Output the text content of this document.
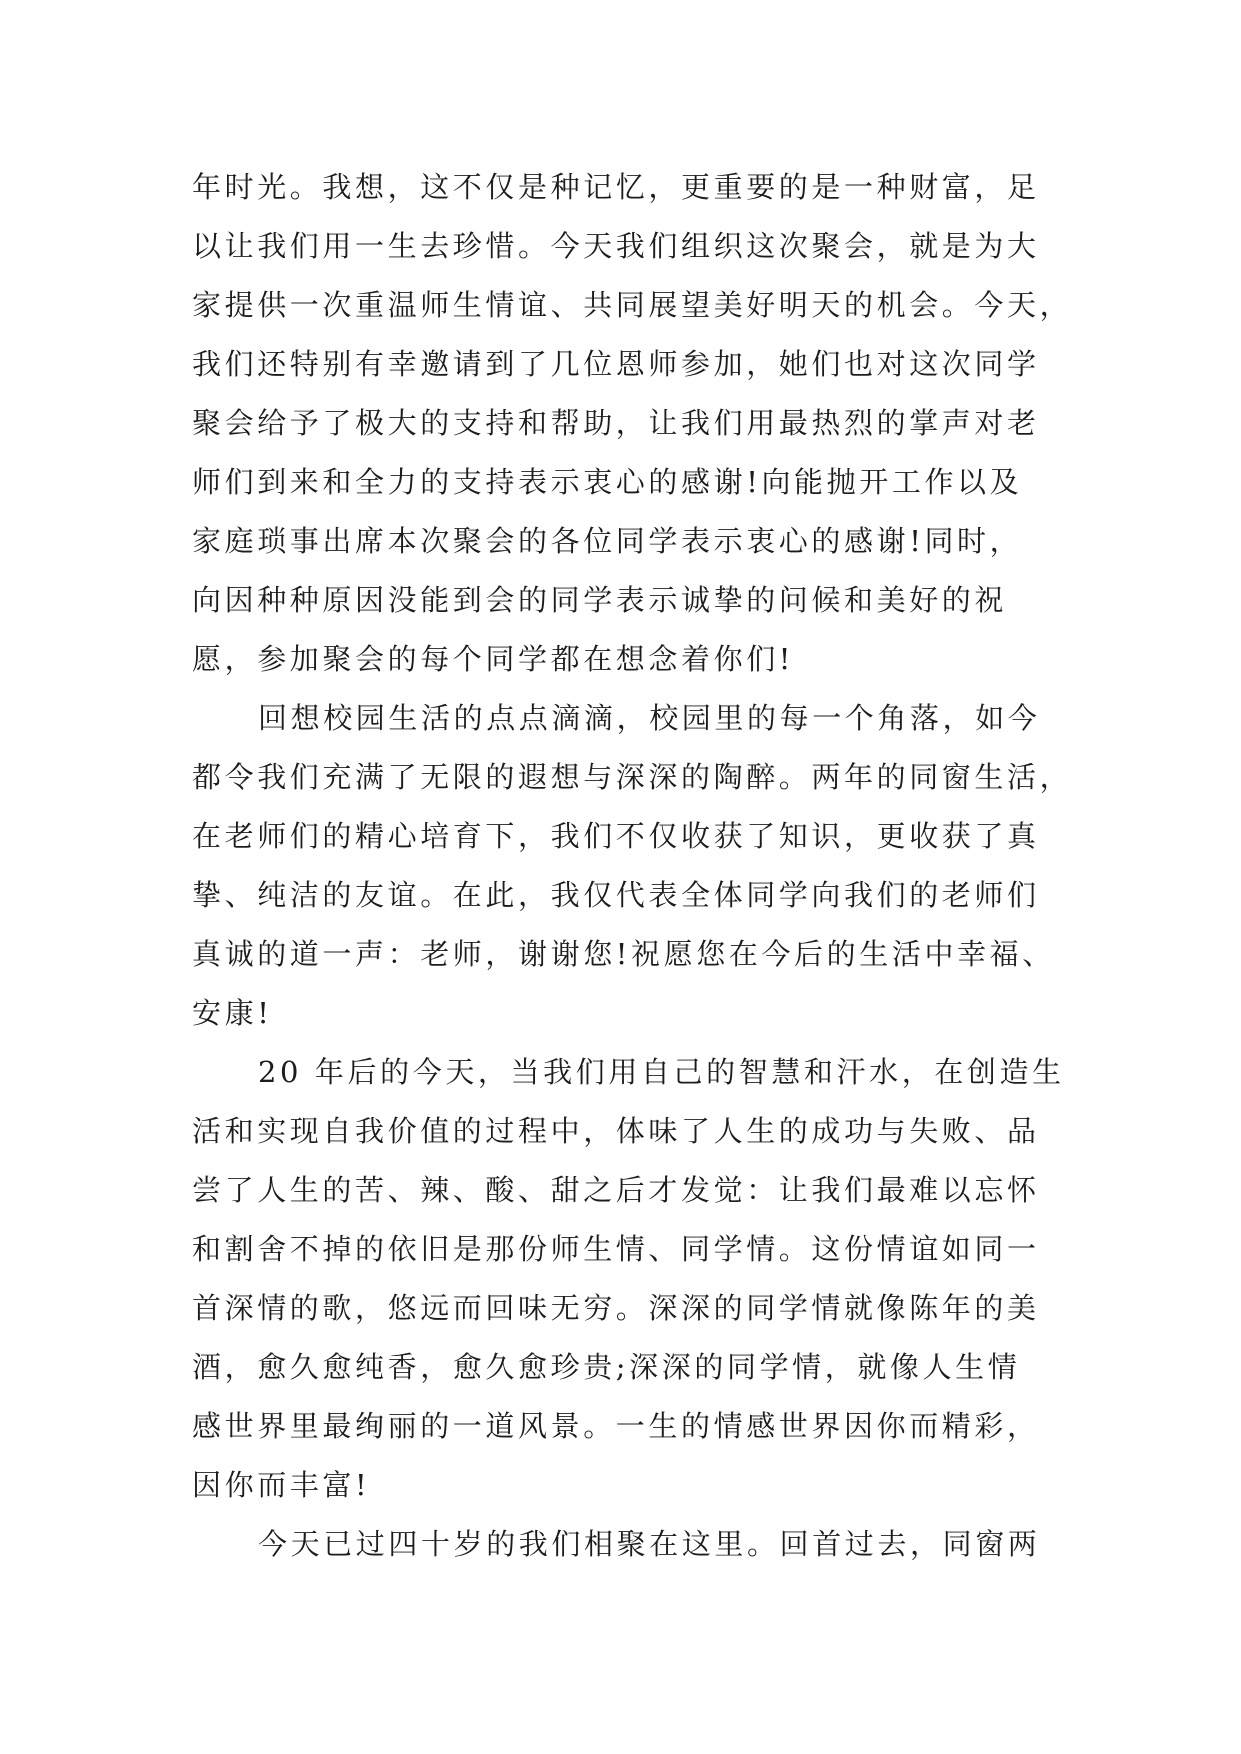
年时光。我想，这不仅是种记忆，更重要的是一种财富，足
以让我们用一生去珍惜。今天我们组织这次聚会，就是为大
家提供一次重温师生情谊、共同展望美好明天的机会。今天，
我们还特别有幸邀请到了几位恩师参加，她们也对这次同学
聚会给予了极大的支持和帮助，让我们用最热烈的掌声对老
师们到来和全力的支持表示衷心的感谢!向能抛开工作以及
家庭琐事出席本次聚会的各位同学表示衷心的感谢!同时，
向因种种原因没能到会的同学表示诚挚的问候和美好的祝
愿，参加聚会的每个同学都在想念着你们!
回想校园生活的点点滴滴，校园里的每一个角落，如今
都令我们充满了无限的遐想与深深的陶醉。两年的同窗生活，
在老师们的精心培育下，我们不仅收获了知识，更收获了真
挚、纯洁的友谊。在此，我仅代表全体同学向我们的老师们
真诚的道一声：老师，谢谢您!祝愿您在今后的生活中幸福、
安康!
20 年后的今天，当我们用自己的智慧和汗水，在创造生
活和实现自我价值的过程中，体味了人生的成功与失败、品
尝了人生的苦、辣、酸、甜之后才发觉：让我们最难以忘怀
和割舍不掉的依旧是那份师生情、同学情。这份情谊如同一
首深情的歌，悠远而回味无穷。深深的同学情就像陈年的美
酒，愈久愈纯香，愈久愈珍贵;深深的同学情，就像人生情
感世界里最绚丽的一道风景。一生的情感世界因你而精彩，
因你而丰富!
今天已过四十岁的我们相聚在这里。回首过去，同窗两
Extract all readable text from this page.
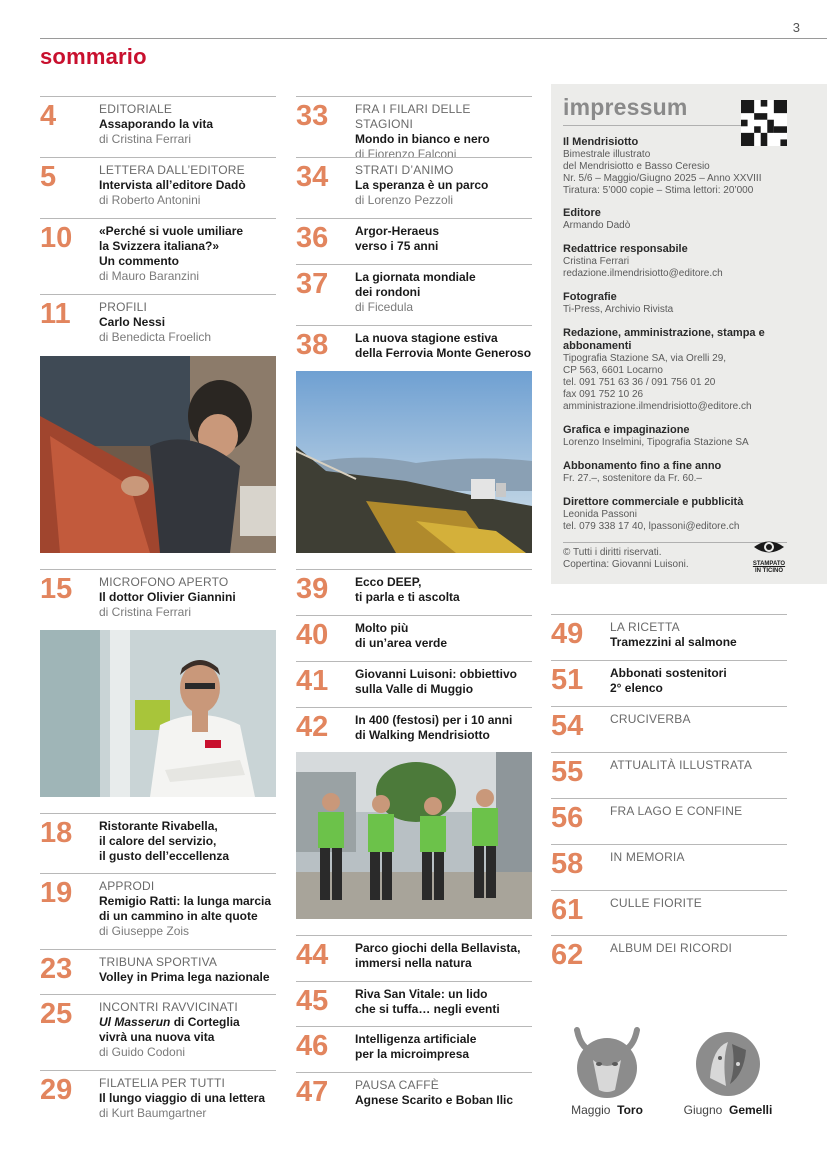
3
sommario
4	EDITORIALE
Assaporando la vita
di Cristina Ferrari
5	LETTERA DALL’EDITORE
Intervista all’editore Dadò
di Roberto Antonini
10 «Perché si vuole umiliare
la Svizzera italiana?»
Un commento
di Mauro Baranzini
11 PROFILI
Carlo Nessi
di Benedicta Froelich
15 MICROFONO APERTO
Il dottor Olivier Giannini
di Cristina Ferrari
18 Ristorante Rivabella,
il calore del servizio,
il gusto dell’eccellenza
19 APPRODI
Remigio Ratti: la lunga marcia
di un cammino in alte quote
di Giuseppe Zois
23 TRIBUNA SPORTIVA
Volley in Prima lega nazionale
25 INCONTRI RAVVICINATI
Ul Masserun di Corteglia
vivrà una nuova vita
di Guido Codoni
29 FILATELIA PER TUTTI
Il lungo viaggio di una lettera
di Kurt Baumgartner
33 FRA I FILARI DELLE STAGIONI
Mondo in bianco e nero
di Fiorenzo Falconi
34 STRATI D’ANIMO
La speranza è un parco
di Lorenzo Pezzoli
36 Argor-Heraeus
verso i 75 anni
37 La giornata mondiale
dei rondoni
di Ficedula
38 La nuova stagione estiva
della Ferrovia Monte Generoso
39 Ecco DEEP,
ti parla e ti ascolta
40 Molto più
di un’area verde
41 Giovanni Luisoni: obbiettivo
sulla Valle di Muggio
42 In 400 (festosi) per i 10 anni
di Walking Mendrisiotto
44 Parco giochi della Bellavista,
immersi nella natura
45 Riva San Vitale: un lido
che si tuffa… negli eventi
46 Intelligenza artificiale
per la microimpresa
47 PAUSA CAFFÈ
Agnese Scarito e Boban Ilic
impressum
Il Mendrisiotto
Bimestrale illustrato
del Mendrisiotto e Basso Ceresio
Nr. 5/6 – Maggio/Giugno 2025 – Anno XXVIII
Tiratura: 5’000 copie – Stima lettori: 20’000
Editore
Armando Dadò
Redattrice responsabile
Cristina Ferrari
redazione.ilmendrisiotto@editore.ch
Fotografie
Ti-Press, Archivio Rivista
Redazione, amministrazione, stampa e abbonamenti
Tipografia Stazione SA, via Orelli 29,
CP 563, 6601 Locarno
tel. 091 751 63 36 / 091 756 01 20
fax 091 752 10 26
amministrazione.ilmendrisiotto@editore.ch
Grafica e impaginazione
Lorenzo Inselmini, Tipografia Stazione SA
Abbonamento fino a fine anno
Fr. 27.–, sostenitore da Fr. 60.–
Direttore commerciale e pubblicità
Leonida Passoni
tel. 079 338 17 40, lpassoni@editore.ch
© Tutti i diritti riservati.
Copertina: Giovanni Luisoni.	STAMPATO
IN TICINO
49 LA RICETTA
Tramezzini al salmone
51 Abbonati sostenitori
2° elenco
54 CRUCIVERBA
55 ATTUALITÀ ILLUSTRATA
56 FRA LAGO E CONFINE
58 IN MEMORIA
61 CULLE FIORITE
62 ALBUM DEI RICORDI
Maggio Toro	Giugno Gemelli
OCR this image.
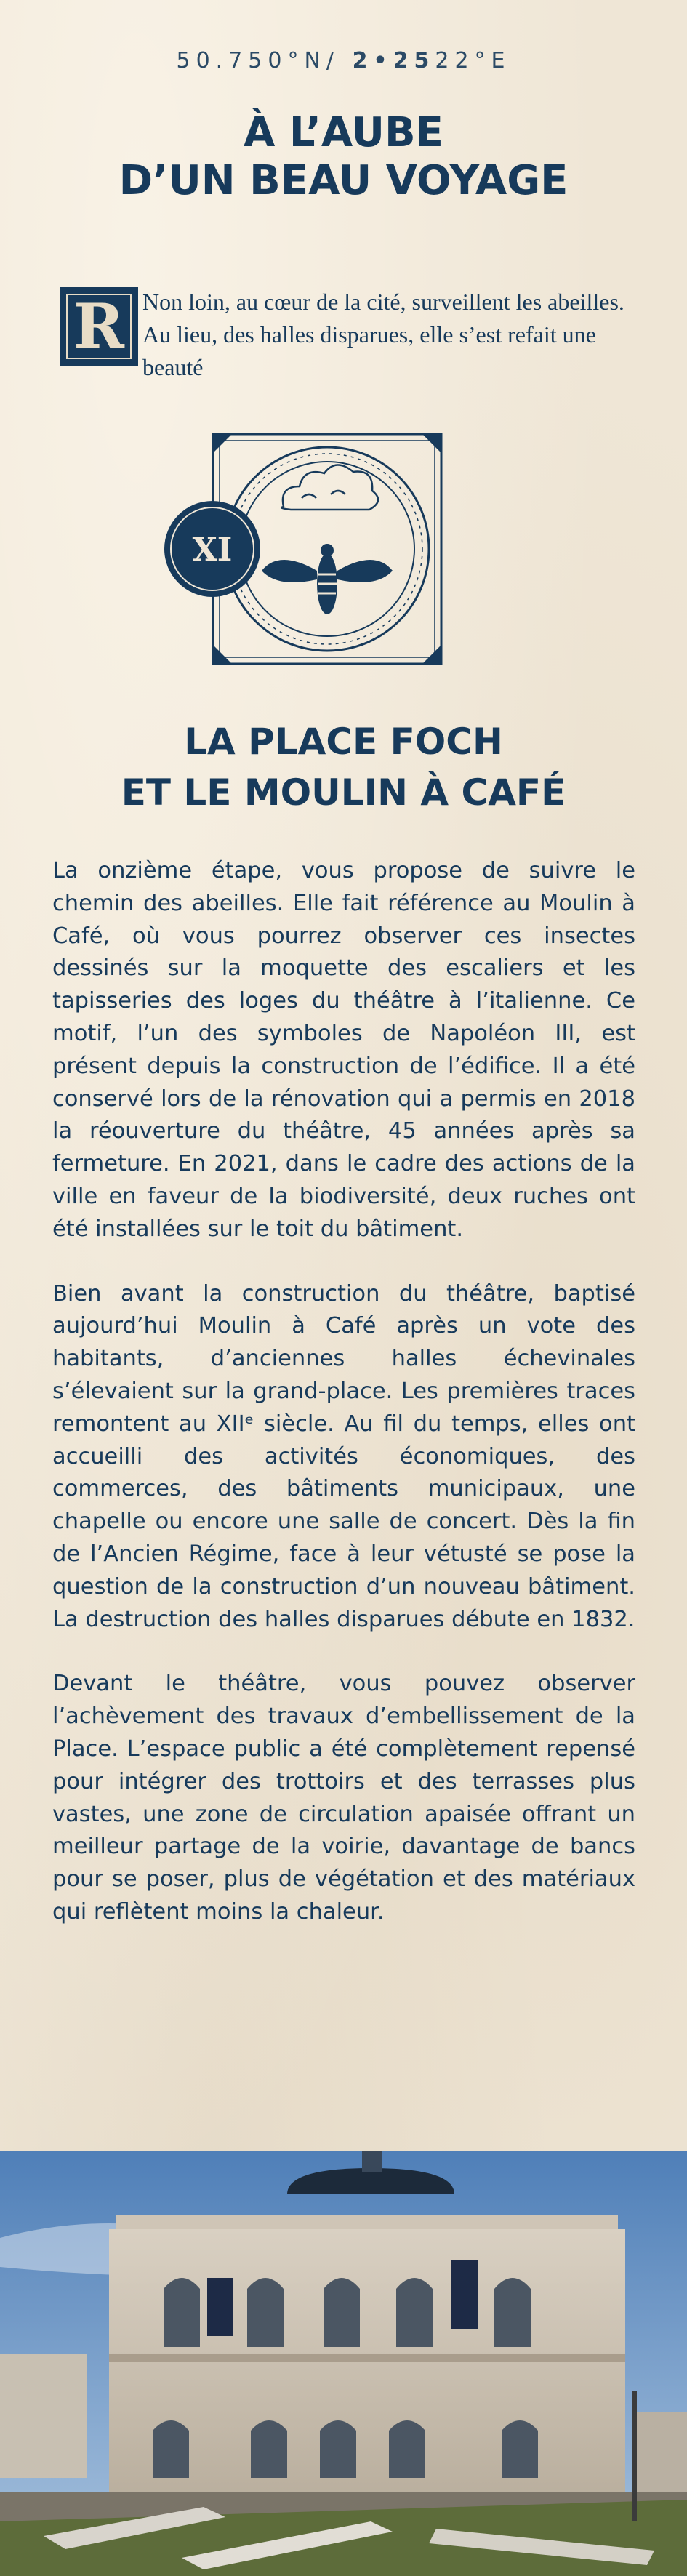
50.750°N/ 2•2522°E
À L’AUBE
D’UN BEAU VOYAGE
R Non loin, au cœur de la cité, surveillent les abeilles. Au lieu, des halles disparues, elle s’est refait une beauté
XI
LA PLACE FOCH
ET LE MOULIN À CAFÉ

La onzième étape, vous propose de suivre le chemin des abeilles. Elle fait référence au Moulin à Café, où vous pourrez observer ces insectes dessinés sur la moquette des escaliers et les tapisseries des loges du théâtre à l’italienne. Ce motif, l’un des symboles de Napoléon III, est présent depuis la construction de l’édifice. Il a été conservé lors de la rénovation qui a permis en 2018 la réouverture du théâtre, 45 années après sa fermeture. En 2021, dans le cadre des actions de la ville en faveur de la biodiversité, deux ruches ont été installées sur le toit du bâtiment.

Bien avant la construction du théâtre, baptisé aujourd’hui Moulin à Café après un vote des habitants, d’anciennes halles échevinales s’élevaient sur la grand-place. Les premières traces remontent au XIIᵉ siècle. Au fil du temps, elles ont accueilli des activités économiques, des commerces, des bâtiments municipaux, une chapelle ou encore une salle de concert. Dès la fin de l’Ancien Régime, face à leur vétusté se pose la question de la construction d’un nouveau bâtiment. La destruction des halles disparues débute en 1832.

Devant le théâtre, vous pouvez observer l’achèvement des travaux d’embellissement de la Place. L’espace public a été complètement repensé pour intégrer des trottoirs et des terrasses plus vastes, une zone de circulation apaisée offrant un meilleur partage de la voirie, davantage de bancs pour se poser, plus de végétation et des matériaux qui reflètent moins la chaleur.
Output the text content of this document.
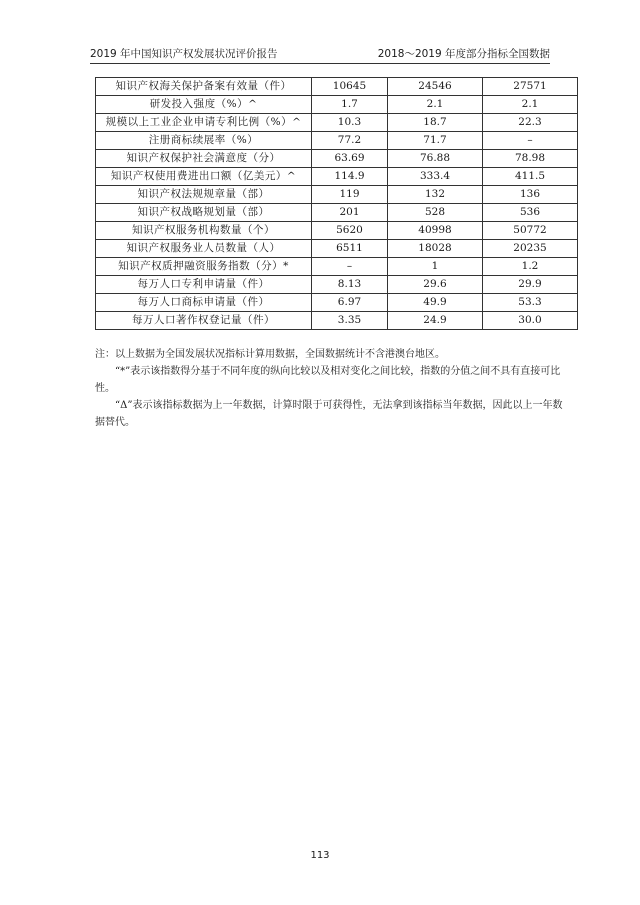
2019 年中国知识产权发展状况评价报告	2018～2019 年度部分指标全国数据
知识产权海关保护备案有效量（件）	10645	24546	27571
研发投入强度（%）^	1.7	2.1	2.1
规模以上工业企业申请专利比例（%）^	10.3	18.7	22.3
注册商标续展率（%）	77.2	71.7	–
知识产权保护社会满意度（分）	63.69	76.88	78.98
知识产权使用费进出口额（亿美元）^	114.9	333.4	411.5
知识产权法规规章量（部）	119	132	136
知识产权战略规划量（部）	201	528	536
知识产权服务机构数量（个）	5620	40998	50772
知识产权服务业人员数量（人）	6511	18028	20235
知识产权质押融资服务指数（分）*	–	1	1.2
每万人口专利申请量（件）	8.13	29.6	29.9
每万人口商标申请量（件）	6.97	49.9	53.3
每万人口著作权登记量（件）	3.35	24.9	30.0

注：以上数据为全国发展状况指标计算用数据，全国数据统计不含港澳台地区。

“*”表示该指数得分基于不同年度的纵向比较以及相对变化之间比较，指数的分值之间不具有直接可比性。

“Δ”表示该指标数据为上一年数据，计算时限于可获得性，无法拿到该指标当年数据，因此以上一年数据替代。

113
====
YOUR OBJECTIVE –
From the records above, work out how many lines contain the string "amministrazione". Give only the number.

ANSWER TO THIS EXERCISE –
2